╔══

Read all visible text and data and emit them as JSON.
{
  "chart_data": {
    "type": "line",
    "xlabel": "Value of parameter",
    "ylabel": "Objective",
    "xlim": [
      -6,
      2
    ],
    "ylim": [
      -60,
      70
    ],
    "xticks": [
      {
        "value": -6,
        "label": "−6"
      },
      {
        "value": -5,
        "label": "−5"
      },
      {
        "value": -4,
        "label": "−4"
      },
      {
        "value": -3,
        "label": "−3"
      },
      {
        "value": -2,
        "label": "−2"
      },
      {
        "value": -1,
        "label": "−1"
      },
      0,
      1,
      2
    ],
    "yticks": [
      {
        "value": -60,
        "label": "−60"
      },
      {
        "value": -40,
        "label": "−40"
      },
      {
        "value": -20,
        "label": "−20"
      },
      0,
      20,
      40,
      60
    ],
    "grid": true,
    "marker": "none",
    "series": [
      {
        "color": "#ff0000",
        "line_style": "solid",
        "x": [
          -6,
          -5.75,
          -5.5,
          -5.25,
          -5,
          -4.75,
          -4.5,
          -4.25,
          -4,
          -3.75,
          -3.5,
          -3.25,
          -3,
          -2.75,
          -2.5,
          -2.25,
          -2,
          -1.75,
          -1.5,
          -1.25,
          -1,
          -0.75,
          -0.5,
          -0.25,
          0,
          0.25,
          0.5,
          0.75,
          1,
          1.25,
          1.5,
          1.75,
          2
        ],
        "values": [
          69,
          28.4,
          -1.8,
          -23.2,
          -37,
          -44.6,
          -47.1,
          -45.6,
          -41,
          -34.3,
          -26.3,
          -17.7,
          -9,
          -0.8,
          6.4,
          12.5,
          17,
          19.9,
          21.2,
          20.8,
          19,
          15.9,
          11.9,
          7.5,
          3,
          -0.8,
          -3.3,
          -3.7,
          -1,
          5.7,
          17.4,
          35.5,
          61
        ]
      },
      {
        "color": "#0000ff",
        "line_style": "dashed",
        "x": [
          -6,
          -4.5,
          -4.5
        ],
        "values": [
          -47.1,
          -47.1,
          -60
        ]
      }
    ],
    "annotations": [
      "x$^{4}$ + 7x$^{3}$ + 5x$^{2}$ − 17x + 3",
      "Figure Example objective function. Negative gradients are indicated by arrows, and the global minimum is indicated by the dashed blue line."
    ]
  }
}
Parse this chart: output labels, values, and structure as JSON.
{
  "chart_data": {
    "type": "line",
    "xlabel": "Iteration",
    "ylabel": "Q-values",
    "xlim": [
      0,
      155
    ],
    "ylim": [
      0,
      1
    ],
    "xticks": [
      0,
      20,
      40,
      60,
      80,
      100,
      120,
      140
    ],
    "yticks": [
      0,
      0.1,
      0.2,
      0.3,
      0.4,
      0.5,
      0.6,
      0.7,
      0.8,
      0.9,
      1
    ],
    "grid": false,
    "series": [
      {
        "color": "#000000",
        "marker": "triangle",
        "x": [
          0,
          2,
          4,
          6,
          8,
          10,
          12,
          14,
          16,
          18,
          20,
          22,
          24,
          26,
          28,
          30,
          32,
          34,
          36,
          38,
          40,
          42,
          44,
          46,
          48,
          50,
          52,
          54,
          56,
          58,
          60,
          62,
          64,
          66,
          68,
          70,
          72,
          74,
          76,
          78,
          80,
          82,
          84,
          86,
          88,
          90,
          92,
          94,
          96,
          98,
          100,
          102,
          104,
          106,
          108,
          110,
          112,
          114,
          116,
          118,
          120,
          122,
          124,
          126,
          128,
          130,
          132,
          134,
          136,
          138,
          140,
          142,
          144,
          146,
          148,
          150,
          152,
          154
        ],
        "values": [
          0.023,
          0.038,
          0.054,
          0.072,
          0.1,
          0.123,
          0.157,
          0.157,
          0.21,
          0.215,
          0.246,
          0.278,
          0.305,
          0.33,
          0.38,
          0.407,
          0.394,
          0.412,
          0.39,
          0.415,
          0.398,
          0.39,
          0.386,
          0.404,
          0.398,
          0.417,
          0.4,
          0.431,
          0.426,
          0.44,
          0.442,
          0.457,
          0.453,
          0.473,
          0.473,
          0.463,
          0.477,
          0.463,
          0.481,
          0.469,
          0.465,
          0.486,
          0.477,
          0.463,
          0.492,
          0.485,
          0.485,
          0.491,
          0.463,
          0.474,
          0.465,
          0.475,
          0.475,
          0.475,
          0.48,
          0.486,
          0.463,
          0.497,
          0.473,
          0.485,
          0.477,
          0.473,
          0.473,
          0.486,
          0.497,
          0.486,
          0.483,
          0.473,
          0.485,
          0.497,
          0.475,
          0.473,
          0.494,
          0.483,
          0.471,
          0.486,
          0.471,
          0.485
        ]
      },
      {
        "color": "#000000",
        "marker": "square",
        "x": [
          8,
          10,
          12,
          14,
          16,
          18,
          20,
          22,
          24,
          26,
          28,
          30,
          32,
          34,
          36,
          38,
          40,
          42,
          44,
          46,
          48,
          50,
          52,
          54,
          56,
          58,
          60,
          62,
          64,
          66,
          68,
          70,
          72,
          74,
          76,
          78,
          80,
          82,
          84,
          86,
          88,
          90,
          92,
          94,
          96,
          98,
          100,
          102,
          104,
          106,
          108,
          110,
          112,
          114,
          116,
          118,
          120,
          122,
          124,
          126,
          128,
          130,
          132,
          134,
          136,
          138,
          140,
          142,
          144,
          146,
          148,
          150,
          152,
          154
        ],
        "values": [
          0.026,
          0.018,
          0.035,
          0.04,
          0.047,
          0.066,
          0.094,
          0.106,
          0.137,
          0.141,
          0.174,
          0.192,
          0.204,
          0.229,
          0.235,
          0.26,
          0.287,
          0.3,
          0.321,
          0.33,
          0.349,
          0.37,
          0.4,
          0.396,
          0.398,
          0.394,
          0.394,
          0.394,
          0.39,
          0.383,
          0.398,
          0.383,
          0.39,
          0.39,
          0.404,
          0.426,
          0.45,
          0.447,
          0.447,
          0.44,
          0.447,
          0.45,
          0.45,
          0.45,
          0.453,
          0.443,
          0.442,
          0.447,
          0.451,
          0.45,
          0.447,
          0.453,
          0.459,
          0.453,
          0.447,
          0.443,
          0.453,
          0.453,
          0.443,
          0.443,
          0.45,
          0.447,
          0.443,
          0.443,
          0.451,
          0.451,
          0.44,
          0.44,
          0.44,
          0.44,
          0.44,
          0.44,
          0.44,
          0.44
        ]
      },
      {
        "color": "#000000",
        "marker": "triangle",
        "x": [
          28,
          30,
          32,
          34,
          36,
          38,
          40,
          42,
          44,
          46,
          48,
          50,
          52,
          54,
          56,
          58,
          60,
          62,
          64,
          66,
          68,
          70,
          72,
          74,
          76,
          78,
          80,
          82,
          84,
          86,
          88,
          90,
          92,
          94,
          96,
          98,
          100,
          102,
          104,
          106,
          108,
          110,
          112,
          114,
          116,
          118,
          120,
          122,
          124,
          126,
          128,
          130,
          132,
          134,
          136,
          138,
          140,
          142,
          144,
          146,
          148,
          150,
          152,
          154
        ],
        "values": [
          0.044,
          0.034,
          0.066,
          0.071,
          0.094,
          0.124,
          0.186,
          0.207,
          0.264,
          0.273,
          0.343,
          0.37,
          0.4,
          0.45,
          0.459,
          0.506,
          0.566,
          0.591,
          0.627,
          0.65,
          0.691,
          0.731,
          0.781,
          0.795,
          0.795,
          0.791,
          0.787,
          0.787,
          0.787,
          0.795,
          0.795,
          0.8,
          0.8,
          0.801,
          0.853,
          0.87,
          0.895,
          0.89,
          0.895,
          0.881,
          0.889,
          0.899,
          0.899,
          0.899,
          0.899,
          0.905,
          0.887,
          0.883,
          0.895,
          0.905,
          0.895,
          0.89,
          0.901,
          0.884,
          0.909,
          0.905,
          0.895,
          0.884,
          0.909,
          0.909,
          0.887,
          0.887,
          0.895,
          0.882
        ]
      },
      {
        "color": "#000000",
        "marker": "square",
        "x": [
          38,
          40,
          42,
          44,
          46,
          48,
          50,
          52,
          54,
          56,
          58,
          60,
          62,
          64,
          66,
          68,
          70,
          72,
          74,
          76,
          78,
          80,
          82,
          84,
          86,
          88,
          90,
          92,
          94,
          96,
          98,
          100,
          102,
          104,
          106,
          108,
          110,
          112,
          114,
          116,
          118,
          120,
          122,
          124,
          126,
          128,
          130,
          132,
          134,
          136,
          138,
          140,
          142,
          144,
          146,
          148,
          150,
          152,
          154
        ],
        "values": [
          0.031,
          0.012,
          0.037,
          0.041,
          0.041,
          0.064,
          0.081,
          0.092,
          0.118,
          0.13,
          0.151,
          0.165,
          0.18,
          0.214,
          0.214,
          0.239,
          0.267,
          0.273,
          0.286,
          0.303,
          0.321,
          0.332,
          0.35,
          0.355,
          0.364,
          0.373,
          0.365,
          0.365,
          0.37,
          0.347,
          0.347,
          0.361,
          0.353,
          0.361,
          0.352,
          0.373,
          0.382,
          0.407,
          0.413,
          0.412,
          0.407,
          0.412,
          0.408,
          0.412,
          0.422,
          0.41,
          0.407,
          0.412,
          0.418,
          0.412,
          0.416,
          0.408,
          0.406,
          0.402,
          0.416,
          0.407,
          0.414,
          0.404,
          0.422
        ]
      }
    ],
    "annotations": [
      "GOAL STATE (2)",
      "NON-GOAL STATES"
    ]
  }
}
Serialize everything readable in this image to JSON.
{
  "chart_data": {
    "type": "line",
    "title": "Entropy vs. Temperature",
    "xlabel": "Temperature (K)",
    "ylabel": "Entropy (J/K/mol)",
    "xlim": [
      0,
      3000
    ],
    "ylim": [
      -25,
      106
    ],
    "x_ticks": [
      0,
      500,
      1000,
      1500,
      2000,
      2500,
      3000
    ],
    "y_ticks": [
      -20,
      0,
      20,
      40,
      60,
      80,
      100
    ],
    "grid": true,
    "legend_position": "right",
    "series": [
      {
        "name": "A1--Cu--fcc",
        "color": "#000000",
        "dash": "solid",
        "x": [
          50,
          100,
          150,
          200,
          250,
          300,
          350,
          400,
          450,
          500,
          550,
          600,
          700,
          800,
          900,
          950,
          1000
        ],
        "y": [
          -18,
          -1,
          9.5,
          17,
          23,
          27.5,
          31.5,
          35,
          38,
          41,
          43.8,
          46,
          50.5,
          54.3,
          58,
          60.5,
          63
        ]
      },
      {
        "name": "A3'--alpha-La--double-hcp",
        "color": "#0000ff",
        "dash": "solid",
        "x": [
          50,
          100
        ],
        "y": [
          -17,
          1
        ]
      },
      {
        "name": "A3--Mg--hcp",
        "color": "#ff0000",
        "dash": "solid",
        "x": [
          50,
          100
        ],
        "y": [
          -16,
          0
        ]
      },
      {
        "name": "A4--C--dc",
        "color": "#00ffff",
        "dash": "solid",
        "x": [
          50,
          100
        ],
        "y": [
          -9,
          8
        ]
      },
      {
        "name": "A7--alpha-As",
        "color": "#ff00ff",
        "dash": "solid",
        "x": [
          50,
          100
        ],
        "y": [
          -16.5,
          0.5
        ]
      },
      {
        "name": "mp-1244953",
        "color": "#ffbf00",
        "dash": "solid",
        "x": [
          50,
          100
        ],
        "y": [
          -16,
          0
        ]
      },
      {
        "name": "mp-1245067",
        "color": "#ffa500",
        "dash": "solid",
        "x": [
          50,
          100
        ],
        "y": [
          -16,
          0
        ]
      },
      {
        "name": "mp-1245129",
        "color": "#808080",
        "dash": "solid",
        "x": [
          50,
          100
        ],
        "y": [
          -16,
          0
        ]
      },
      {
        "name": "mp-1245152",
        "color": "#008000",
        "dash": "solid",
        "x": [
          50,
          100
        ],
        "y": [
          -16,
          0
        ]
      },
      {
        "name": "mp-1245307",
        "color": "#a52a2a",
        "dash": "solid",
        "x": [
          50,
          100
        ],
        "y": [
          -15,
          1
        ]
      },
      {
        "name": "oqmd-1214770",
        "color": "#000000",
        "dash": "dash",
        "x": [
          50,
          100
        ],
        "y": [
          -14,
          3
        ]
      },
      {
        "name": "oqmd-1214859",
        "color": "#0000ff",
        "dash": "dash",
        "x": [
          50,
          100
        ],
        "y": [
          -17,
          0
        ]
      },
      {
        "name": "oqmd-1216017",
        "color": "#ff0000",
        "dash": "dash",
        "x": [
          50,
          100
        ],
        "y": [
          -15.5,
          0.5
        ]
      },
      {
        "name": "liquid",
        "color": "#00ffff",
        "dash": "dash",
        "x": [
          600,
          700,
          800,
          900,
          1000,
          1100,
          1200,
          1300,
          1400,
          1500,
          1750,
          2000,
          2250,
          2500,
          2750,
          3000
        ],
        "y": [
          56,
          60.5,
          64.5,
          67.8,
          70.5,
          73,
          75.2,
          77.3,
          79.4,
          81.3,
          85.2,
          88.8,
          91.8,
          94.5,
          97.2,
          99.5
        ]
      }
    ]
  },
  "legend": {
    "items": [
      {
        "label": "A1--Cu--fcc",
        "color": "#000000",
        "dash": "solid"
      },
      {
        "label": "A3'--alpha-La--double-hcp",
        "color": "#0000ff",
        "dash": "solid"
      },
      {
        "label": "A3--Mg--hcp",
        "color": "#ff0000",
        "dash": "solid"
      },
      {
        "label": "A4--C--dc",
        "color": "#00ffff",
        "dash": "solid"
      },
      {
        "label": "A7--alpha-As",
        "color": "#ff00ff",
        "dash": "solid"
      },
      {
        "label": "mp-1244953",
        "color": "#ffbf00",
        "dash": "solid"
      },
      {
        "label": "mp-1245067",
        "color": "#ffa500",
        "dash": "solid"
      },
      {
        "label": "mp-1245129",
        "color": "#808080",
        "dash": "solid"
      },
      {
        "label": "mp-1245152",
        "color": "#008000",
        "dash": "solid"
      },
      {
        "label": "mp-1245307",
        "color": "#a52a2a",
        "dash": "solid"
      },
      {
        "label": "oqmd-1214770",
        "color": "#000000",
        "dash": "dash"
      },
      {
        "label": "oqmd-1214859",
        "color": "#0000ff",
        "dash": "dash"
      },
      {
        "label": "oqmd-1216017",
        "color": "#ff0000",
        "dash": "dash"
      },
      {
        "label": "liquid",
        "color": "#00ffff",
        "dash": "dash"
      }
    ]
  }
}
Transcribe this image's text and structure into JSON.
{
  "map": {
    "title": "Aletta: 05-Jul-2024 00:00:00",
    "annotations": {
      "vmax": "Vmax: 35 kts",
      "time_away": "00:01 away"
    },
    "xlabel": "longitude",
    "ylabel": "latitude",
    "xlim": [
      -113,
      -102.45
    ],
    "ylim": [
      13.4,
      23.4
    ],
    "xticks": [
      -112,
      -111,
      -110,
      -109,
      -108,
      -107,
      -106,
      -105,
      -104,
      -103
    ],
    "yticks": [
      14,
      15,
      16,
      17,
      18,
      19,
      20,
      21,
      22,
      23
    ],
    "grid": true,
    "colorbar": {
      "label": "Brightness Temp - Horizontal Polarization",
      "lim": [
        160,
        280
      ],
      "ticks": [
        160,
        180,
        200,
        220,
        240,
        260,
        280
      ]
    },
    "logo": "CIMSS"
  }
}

╚══

→ **DIRECTIVE**
Pull out all lines from the entries above that include the word "text".

→ **RESPONSE TO THE EXERCISE**
Read all visible text and data and emit them as JSON.
Transcribe this image's text and structure into JSON.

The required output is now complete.